■ **STATED GOAL**: List all the lines in these records that hold "topic".

——

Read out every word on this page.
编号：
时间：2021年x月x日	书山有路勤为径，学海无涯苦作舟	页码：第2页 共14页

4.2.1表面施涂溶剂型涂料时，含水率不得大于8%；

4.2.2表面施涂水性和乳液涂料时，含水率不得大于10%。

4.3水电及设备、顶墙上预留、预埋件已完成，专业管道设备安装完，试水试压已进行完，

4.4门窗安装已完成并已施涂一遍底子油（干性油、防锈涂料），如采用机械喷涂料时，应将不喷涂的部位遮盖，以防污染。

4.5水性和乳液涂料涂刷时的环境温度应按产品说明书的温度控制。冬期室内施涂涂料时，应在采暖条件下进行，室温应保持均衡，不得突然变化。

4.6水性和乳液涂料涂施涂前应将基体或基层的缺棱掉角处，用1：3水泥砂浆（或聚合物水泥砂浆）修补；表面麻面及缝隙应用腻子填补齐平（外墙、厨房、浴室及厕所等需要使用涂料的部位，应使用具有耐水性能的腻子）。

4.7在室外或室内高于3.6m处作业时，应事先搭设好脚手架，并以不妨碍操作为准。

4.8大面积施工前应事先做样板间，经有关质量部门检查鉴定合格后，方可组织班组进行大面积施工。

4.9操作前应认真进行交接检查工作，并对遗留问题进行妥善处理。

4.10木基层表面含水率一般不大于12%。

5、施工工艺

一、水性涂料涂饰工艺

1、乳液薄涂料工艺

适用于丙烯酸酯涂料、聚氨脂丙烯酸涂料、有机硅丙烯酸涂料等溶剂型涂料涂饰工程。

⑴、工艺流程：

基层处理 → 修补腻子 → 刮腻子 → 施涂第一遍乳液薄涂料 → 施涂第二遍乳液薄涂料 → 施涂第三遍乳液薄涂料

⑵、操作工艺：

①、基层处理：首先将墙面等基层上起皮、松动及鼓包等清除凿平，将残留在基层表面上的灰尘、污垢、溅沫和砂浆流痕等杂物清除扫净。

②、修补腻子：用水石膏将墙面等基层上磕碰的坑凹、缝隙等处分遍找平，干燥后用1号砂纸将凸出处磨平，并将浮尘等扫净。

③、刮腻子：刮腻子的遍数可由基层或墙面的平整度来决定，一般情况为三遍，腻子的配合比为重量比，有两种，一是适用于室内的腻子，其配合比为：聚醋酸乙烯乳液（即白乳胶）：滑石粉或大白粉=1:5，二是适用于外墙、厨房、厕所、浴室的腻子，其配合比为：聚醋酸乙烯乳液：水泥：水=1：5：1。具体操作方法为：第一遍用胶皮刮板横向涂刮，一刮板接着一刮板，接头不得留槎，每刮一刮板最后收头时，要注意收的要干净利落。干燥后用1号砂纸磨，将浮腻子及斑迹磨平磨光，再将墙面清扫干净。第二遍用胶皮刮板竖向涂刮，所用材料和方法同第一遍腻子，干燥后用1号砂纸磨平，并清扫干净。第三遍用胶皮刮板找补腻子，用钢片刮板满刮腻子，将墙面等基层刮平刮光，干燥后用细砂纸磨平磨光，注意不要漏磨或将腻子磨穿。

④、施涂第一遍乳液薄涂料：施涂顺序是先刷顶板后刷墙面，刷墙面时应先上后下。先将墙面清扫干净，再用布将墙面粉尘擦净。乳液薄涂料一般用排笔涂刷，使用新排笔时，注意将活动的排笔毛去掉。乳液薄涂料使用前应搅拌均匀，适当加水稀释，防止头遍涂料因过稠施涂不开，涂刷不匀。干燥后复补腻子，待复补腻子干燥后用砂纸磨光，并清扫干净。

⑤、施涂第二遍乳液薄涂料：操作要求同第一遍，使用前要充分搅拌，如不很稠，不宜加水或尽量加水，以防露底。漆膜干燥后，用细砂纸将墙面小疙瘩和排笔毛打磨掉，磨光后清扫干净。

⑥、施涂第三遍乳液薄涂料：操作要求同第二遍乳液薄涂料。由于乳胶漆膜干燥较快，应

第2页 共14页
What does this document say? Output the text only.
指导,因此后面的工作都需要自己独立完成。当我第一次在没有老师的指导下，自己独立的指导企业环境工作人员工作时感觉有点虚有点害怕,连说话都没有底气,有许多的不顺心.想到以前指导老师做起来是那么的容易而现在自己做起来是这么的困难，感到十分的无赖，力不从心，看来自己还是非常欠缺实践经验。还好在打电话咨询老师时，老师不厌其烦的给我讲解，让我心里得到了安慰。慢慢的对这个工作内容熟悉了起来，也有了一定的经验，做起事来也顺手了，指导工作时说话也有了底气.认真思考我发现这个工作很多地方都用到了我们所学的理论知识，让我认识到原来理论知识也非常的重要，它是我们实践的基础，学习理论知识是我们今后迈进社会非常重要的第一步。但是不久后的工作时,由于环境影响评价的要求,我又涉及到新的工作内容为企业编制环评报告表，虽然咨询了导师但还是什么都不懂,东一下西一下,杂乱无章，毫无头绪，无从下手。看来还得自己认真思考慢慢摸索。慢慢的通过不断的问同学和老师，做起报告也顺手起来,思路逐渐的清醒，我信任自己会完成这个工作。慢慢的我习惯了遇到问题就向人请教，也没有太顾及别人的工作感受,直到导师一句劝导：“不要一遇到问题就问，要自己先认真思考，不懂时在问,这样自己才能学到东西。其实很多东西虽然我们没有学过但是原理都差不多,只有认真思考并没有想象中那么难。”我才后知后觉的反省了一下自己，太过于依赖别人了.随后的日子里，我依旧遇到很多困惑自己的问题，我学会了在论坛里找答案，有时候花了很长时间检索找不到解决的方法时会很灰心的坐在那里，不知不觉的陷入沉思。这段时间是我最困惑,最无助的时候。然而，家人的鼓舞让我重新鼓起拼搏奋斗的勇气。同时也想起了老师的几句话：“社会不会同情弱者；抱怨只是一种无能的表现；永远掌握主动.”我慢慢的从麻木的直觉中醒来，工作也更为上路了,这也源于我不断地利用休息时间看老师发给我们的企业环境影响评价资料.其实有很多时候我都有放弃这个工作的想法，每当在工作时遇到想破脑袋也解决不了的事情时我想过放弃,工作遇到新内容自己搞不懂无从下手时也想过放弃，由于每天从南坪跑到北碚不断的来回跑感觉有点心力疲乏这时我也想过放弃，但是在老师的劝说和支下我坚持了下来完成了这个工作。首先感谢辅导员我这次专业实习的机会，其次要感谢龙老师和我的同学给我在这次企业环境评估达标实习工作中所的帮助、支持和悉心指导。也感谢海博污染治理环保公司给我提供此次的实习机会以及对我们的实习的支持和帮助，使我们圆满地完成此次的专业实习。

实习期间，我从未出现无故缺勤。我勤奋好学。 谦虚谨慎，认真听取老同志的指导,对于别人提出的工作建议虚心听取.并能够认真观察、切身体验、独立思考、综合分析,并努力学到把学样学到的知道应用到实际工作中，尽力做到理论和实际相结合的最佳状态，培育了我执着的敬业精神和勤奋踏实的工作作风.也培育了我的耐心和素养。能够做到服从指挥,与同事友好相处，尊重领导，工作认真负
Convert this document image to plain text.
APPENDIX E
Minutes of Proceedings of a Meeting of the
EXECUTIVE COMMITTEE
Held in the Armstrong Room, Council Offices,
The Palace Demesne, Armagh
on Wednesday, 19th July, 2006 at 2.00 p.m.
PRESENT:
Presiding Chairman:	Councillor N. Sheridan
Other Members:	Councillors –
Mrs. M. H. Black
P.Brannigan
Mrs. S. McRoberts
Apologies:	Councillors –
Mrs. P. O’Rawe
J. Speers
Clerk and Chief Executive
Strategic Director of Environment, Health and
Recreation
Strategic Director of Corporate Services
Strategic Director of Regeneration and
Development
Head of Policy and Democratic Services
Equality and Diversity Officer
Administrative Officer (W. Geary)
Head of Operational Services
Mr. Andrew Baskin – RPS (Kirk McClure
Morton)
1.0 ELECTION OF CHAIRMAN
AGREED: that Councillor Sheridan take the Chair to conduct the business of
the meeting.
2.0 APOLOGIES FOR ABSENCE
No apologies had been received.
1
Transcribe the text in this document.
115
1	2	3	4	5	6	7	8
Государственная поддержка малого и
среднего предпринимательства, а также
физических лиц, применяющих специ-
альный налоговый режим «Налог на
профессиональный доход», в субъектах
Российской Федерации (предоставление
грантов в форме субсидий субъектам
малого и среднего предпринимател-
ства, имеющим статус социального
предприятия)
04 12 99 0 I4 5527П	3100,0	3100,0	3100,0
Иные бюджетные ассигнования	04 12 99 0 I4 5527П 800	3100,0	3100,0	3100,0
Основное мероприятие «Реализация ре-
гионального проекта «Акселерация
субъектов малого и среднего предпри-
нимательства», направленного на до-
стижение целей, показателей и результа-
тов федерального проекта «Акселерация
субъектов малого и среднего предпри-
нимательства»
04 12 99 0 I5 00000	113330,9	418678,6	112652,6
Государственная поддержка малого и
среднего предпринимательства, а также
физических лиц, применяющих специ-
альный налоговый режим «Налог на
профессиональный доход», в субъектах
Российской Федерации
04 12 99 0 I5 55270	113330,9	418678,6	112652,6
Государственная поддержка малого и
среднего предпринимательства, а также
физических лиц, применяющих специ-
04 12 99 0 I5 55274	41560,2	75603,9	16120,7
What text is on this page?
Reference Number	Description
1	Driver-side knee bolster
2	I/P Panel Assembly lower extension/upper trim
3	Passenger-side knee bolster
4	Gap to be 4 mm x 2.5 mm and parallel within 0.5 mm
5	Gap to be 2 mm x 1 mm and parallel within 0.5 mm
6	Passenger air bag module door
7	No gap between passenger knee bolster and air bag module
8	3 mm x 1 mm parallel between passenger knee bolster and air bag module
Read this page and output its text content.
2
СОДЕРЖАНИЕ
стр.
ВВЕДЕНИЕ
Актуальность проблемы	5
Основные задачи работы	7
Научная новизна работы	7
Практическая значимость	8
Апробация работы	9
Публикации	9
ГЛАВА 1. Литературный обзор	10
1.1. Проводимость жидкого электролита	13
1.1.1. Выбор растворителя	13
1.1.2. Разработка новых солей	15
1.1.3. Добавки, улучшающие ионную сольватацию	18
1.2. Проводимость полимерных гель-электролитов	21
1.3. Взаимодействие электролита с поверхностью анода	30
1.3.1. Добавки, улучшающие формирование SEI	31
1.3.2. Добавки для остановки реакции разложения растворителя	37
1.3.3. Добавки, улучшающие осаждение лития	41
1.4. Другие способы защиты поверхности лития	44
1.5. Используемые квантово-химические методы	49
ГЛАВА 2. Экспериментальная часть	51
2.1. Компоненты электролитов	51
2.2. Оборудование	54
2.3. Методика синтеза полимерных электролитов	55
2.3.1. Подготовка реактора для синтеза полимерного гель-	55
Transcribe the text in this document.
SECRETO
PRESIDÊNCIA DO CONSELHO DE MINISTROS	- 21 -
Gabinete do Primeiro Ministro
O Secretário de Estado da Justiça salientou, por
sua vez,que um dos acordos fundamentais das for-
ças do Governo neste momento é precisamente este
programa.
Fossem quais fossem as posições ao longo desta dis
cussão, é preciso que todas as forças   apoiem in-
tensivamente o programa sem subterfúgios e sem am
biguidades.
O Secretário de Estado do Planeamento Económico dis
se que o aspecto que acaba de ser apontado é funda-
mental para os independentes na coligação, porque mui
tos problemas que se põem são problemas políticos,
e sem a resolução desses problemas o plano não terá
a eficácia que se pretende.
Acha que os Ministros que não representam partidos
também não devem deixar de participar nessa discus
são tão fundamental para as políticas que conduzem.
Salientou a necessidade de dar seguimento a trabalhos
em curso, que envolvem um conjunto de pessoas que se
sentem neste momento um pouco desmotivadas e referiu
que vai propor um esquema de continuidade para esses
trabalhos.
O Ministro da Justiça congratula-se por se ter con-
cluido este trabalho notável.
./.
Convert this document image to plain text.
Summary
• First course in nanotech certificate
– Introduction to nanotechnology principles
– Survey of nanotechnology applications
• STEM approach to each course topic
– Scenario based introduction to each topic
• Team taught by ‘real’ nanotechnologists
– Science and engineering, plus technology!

——

■ **TASK ANSWER**:
• STEM approach to each course topic
– Scenario based introduction to each topic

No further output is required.